** START Supplied material **

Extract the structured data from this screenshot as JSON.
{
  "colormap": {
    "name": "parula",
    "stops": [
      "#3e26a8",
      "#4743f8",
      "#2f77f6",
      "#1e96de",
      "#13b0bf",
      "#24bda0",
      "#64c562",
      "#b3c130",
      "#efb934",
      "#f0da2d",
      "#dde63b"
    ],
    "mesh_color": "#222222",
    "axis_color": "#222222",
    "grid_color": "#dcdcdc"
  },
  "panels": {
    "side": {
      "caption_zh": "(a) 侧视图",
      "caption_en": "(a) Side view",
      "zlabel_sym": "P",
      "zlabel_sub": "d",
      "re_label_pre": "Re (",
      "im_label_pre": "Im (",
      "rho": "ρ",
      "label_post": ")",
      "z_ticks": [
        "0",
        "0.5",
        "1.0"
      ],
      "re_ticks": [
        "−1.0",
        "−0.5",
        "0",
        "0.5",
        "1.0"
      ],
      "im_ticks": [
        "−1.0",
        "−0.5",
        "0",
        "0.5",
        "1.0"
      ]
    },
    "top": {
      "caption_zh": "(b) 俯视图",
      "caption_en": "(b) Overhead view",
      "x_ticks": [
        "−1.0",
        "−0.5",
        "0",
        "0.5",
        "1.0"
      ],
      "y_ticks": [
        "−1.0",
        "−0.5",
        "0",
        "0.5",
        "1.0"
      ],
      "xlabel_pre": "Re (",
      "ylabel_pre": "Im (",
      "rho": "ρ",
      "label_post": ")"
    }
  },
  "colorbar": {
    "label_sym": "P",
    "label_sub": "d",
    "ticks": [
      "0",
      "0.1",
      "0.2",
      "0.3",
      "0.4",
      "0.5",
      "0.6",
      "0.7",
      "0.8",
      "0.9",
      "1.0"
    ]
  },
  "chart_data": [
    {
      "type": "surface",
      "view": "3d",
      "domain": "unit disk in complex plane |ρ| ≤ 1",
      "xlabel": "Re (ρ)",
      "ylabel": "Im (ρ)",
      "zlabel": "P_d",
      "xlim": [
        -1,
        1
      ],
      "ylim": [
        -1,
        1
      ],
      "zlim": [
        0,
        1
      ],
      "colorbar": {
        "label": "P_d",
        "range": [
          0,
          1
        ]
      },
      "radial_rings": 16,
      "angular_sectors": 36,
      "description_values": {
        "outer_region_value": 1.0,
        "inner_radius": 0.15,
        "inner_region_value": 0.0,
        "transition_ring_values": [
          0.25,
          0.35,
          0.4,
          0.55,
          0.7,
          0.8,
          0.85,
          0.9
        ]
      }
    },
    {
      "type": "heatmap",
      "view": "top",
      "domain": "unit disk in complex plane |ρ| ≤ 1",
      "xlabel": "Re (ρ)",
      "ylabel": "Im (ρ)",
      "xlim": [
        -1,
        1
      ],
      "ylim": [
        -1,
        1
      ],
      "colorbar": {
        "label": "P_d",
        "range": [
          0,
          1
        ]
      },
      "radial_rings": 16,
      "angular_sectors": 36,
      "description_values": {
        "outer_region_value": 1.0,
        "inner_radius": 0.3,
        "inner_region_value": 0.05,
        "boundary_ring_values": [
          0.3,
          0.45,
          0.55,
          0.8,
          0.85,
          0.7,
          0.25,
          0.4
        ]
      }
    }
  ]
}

** END Supplied material **

§ What to do:
Extract the listing in its entirety and repeat it exactly.

§ Problem solution:
Extract the structured data from this screenshot as JSON.
{
  "colormap": {
    "name": "parula",
    "stops": [
      "#3e26a8",
      "#4743f8",
      "#2f77f6",
      "#1e96de",
      "#13b0bf",
      "#24bda0",
      "#64c562",
      "#b3c130",
      "#efb934",
      "#f0da2d",
      "#dde63b"
    ],
    "mesh_color": "#222222",
    "axis_color": "#222222",
    "grid_color": "#dcdcdc"
  },
  "panels": {
    "side": {
      "caption_zh": "(a) 侧视图",
      "caption_en": "(a) Side view",
      "zlabel_sym": "P",
      "zlabel_sub": "d",
      "re_label_pre": "Re (",
      "im_label_pre": "Im (",
      "rho": "ρ",
      "label_post": ")",
      "z_ticks": [
        "0",
        "0.5",
        "1.0"
      ],
      "re_ticks": [
        "−1.0",
        "−0.5",
        "0",
        "0.5",
        "1.0"
      ],
      "im_ticks": [
        "−1.0",
        "−0.5",
        "0",
        "0.5",
        "1.0"
      ]
    },
    "top": {
      "caption_zh": "(b) 俯视图",
      "caption_en": "(b) Overhead view",
      "x_ticks": [
        "−1.0",
        "−0.5",
        "0",
        "0.5",
        "1.0"
      ],
      "y_ticks": [
        "−1.0",
        "−0.5",
        "0",
        "0.5",
        "1.0"
      ],
      "xlabel_pre": "Re (",
      "ylabel_pre": "Im (",
      "rho": "ρ",
      "label_post": ")"
    }
  },
  "colorbar": {
    "label_sym": "P",
    "label_sub": "d",
    "ticks": [
      "0",
      "0.1",
      "0.2",
      "0.3",
      "0.4",
      "0.5",
      "0.6",
      "0.7",
      "0.8",
      "0.9",
      "1.0"
    ]
  },
  "chart_data": [
    {
      "type": "surface",
      "view": "3d",
      "domain": "unit disk in complex plane |ρ| ≤ 1",
      "xlabel": "Re (ρ)",
      "ylabel": "Im (ρ)",
      "zlabel": "P_d",
      "xlim": [
        -1,
        1
      ],
      "ylim": [
        -1,
        1
      ],
      "zlim": [
        0,
        1
      ],
      "colorbar": {
        "label": "P_d",
        "range": [
          0,
          1
        ]
      },
      "radial_rings": 16,
      "angular_sectors": 36,
      "description_values": {
        "outer_region_value": 1.0,
        "inner_radius": 0.15,
        "inner_region_value": 0.0,
        "transition_ring_values": [
          0.25,
          0.35,
          0.4,
          0.55,
          0.7,
          0.8,
          0.85,
          0.9
        ]
      }
    },
    {
      "type": "heatmap",
      "view": "top",
      "domain": "unit disk in complex plane |ρ| ≤ 1",
      "xlabel": "Re (ρ)",
      "ylabel": "Im (ρ)",
      "xlim": [
        -1,
        1
      ],
      "ylim": [
        -1,
        1
      ],
      "colorbar": {
        "label": "P_d",
        "range": [
          0,
          1
        ]
      },
      "radial_rings": 16,
      "angular_sectors": 36,
      "description_values": {
        "outer_region_value": 1.0,
        "inner_radius": 0.3,
        "inner_region_value": 0.05,
        "boundary_ring_values": [
          0.3,
          0.45,
          0.55,
          0.8,
          0.85,
          0.7,
          0.25,
          0.4
        ]
      }
    }
  ]
}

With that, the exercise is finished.